GOAL - Without altering anything, repeat each of the records.

[Figure contents as structured data]
☆ ☆ ☆ ☆ ☆

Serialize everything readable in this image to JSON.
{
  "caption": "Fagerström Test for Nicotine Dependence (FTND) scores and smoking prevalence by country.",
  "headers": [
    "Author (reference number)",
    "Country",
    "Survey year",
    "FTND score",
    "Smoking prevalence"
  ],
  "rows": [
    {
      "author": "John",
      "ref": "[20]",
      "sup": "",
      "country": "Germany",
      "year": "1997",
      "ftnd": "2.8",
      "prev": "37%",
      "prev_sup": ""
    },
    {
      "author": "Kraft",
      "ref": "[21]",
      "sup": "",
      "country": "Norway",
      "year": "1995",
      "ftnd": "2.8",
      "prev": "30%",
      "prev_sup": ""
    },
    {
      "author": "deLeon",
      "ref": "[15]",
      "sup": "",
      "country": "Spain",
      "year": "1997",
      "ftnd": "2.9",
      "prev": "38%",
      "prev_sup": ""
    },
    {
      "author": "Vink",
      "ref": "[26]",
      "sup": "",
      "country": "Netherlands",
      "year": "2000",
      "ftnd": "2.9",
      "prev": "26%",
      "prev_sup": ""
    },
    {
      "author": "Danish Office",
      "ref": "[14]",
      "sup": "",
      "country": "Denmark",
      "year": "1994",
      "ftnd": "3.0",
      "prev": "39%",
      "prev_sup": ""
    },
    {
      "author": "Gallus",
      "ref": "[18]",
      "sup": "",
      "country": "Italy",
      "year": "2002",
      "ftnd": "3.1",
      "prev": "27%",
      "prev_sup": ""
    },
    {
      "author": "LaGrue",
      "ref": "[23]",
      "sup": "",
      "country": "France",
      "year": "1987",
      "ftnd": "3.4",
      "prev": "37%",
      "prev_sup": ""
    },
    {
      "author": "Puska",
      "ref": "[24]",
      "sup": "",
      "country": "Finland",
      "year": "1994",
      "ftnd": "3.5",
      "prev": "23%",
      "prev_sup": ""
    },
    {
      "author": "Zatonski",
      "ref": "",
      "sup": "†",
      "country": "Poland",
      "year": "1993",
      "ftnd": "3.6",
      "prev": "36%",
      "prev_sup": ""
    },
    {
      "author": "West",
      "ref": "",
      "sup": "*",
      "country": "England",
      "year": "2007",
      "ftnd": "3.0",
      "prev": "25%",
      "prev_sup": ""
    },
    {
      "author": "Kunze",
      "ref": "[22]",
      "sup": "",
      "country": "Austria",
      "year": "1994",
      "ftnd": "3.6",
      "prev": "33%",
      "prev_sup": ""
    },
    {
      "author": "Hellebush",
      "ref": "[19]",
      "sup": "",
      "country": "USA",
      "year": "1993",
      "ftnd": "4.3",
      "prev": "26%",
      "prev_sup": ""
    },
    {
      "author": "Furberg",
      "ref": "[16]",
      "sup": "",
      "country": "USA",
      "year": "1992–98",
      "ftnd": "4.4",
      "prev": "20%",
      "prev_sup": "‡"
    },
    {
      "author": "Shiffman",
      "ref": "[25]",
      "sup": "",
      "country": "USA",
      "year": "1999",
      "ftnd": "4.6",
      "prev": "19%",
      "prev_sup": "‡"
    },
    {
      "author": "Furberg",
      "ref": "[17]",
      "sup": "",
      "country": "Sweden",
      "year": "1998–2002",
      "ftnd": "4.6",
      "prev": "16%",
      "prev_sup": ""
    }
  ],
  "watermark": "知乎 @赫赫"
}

☆ ☆ ☆ ☆ ☆

SOLUTION TO THIS EXERCISE -
Serialize everything readable in this image to JSON.
{
  "caption": "Fagerström Test for Nicotine Dependence (FTND) scores and smoking prevalence by country.",
  "headers": [
    "Author (reference number)",
    "Country",
    "Survey year",
    "FTND score",
    "Smoking prevalence"
  ],
  "rows": [
    {
      "author": "John",
      "ref": "[20]",
      "sup": "",
      "country": "Germany",
      "year": "1997",
      "ftnd": "2.8",
      "prev": "37%",
      "prev_sup": ""
    },
    {
      "author": "Kraft",
      "ref": "[21]",
      "sup": "",
      "country": "Norway",
      "year": "1995",
      "ftnd": "2.8",
      "prev": "30%",
      "prev_sup": ""
    },
    {
      "author": "deLeon",
      "ref": "[15]",
      "sup": "",
      "country": "Spain",
      "year": "1997",
      "ftnd": "2.9",
      "prev": "38%",
      "prev_sup": ""
    },
    {
      "author": "Vink",
      "ref": "[26]",
      "sup": "",
      "country": "Netherlands",
      "year": "2000",
      "ftnd": "2.9",
      "prev": "26%",
      "prev_sup": ""
    },
    {
      "author": "Danish Office",
      "ref": "[14]",
      "sup": "",
      "country": "Denmark",
      "year": "1994",
      "ftnd": "3.0",
      "prev": "39%",
      "prev_sup": ""
    },
    {
      "author": "Gallus",
      "ref": "[18]",
      "sup": "",
      "country": "Italy",
      "year": "2002",
      "ftnd": "3.1",
      "prev": "27%",
      "prev_sup": ""
    },
    {
      "author": "LaGrue",
      "ref": "[23]",
      "sup": "",
      "country": "France",
      "year": "1987",
      "ftnd": "3.4",
      "prev": "37%",
      "prev_sup": ""
    },
    {
      "author": "Puska",
      "ref": "[24]",
      "sup": "",
      "country": "Finland",
      "year": "1994",
      "ftnd": "3.5",
      "prev": "23%",
      "prev_sup": ""
    },
    {
      "author": "Zatonski",
      "ref": "",
      "sup": "†",
      "country": "Poland",
      "year": "1993",
      "ftnd": "3.6",
      "prev": "36%",
      "prev_sup": ""
    },
    {
      "author": "West",
      "ref": "",
      "sup": "*",
      "country": "England",
      "year": "2007",
      "ftnd": "3.0",
      "prev": "25%",
      "prev_sup": ""
    },
    {
      "author": "Kunze",
      "ref": "[22]",
      "sup": "",
      "country": "Austria",
      "year": "1994",
      "ftnd": "3.6",
      "prev": "33%",
      "prev_sup": ""
    },
    {
      "author": "Hellebush",
      "ref": "[19]",
      "sup": "",
      "country": "USA",
      "year": "1993",
      "ftnd": "4.3",
      "prev": "26%",
      "prev_sup": ""
    },
    {
      "author": "Furberg",
      "ref": "[16]",
      "sup": "",
      "country": "USA",
      "year": "1992–98",
      "ftnd": "4.4",
      "prev": "20%",
      "prev_sup": "‡"
    },
    {
      "author": "Shiffman",
      "ref": "[25]",
      "sup": "",
      "country": "USA",
      "year": "1999",
      "ftnd": "4.6",
      "prev": "19%",
      "prev_sup": "‡"
    },
    {
      "author": "Furberg",
      "ref": "[17]",
      "sup": "",
      "country": "Sweden",
      "year": "1998–2002",
      "ftnd": "4.6",
      "prev": "16%",
      "prev_sup": ""
    }
  ],
  "watermark": "知乎 @赫赫"
}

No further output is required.